_Trecho citado_.
Em todo o caso, se a
imoralidade existe, deve ser bem diferente de tudo o que se tem sonhado.
Ser despedaçado, oprimido,
calcado, torna quase sempre o homem grande, porque abala e acorda vozes
adormecidas.
Compreendo o materialista
sincero, o idealista sincero. Num predomina a nuvem, no outro a terra. Tudo o
que é verdadeiro, arraigado e fundo, é belo – até o crime.
Não importa saber donde
nasceu a ideia da imortalidade, o que importa é saber se a imortalidade existe.
Todos a sentem, até os mais materialistas, todos sabem que ela brilha no fundo
do nosso ser. Podem-na abalar, abafar, com teorias, palavras, explicações
mesquinhas, o que não podem é arrancá-la. É como certas árvores que, deitadas
abaixo, deixam sempre profundas e inabaláveis raízes no solo. Para as extinguir
seria necessário tornar estéril a terra.
Cada homem trá-la consigo
como uma certeza ou como uma aspiração... Ela remexe sob todas as cinzas.
– Mas que imortalidade?
Tomo tudo a sério, até as
coisas sem importância – outra razão para ser desgraçado.
E quando é que eu cumpro o
meu destino? – dirás. Interroga-te.
Se as árvores não fossem
necessárias, existiriam árvores? Se os criminosos não fossem necessários,
existiriam porventura criminosos?
A educação que nos dão, o
melhor que há a fazer é esquecê-la. E esquece-se porque ela nada tem com a
vida, é uma coisa à parte. A que adquirimos à custa de nervos, de sangue, de
suor, a que se aprende na peleja, essa acompanha-nos até ao túmulo. É a
verdadeira.
O homem procura sempre uma
filosofia onde caiba o seu temperamento, os seus erros – e até os seus crimes.
Se não existe, inventa-a.
Acho que, ao contrário do
que se diz, não sou amigo de ninguém senão nos primeiros tempos. A princípio os
ângulos não aparecem ou disfarçam-se.
Depois começamos a ser duros.

_Exercício escrito 1_.
Transcreva literalmente o trecho citado, começando em "Todos a sentem, até" e seguindo até "estéril a terra.".
_Exercício escrito 2_.
Liste todas as frases do trecho citado que terminam com ponto de interrogação.
_Exercício escrito 3_.
Segundo o trecho citado, o que seria necessário para extinguir as raízes que certas árvores deitadas abaixo deixam no solo?

_Dados fornecidos_.
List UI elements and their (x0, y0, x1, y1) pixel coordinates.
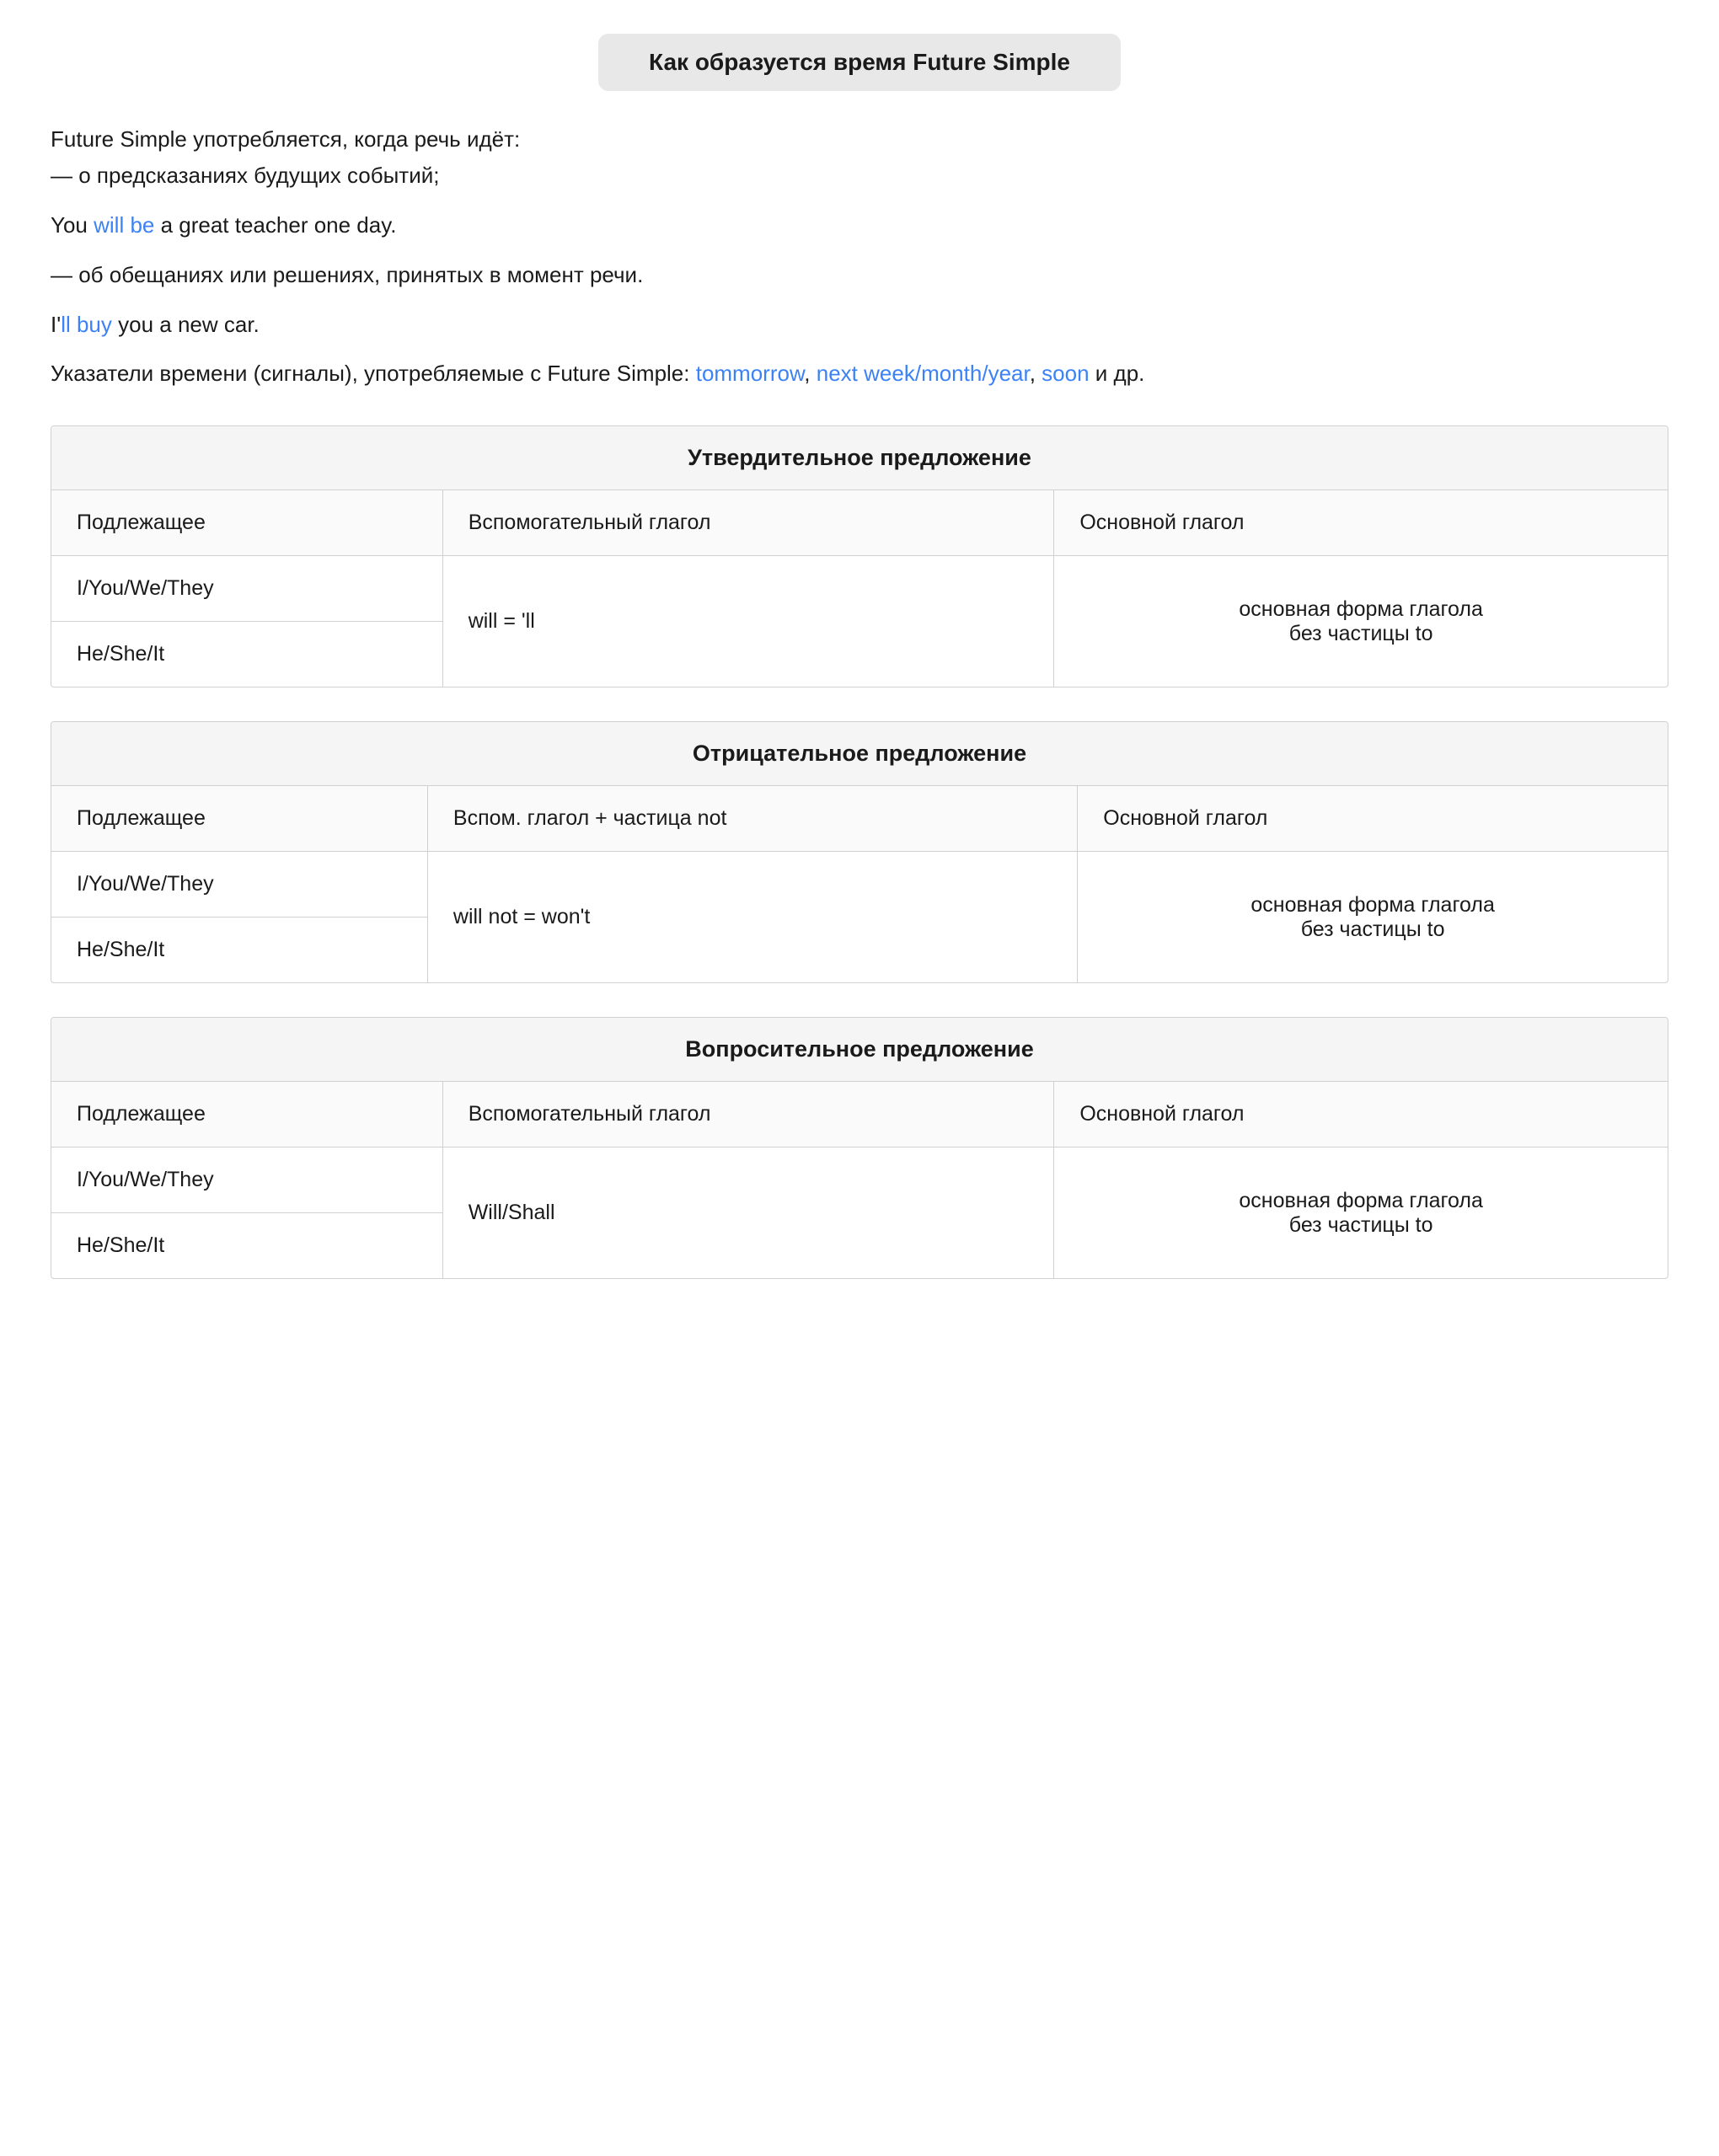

_Resolução detalhada 1_.
Todos a sentem, até os mais materialistas, todos sabem que ela brilha no fundo
do nosso ser. Podem-na abalar, abafar, com teorias, palavras, explicações
mesquinhas, o que não podem é arrancá-la. É como certas árvores que, deitadas
abaixo, deixam sempre profundas e inabaláveis raízes no solo. Para as extinguir
seria necessário tornar estéril a terra.

_Resolução detalhada 2_.
- Mas que imortalidade?
- E quando é que eu cumpro o meu destino?
- Se as árvores não fossem necessárias, existiriam árvores?
- Se os criminosos não fossem necessários, existiriam porventura criminosos?

_Resolução detalhada 3_.
Seria necessário tornar estéril a terra.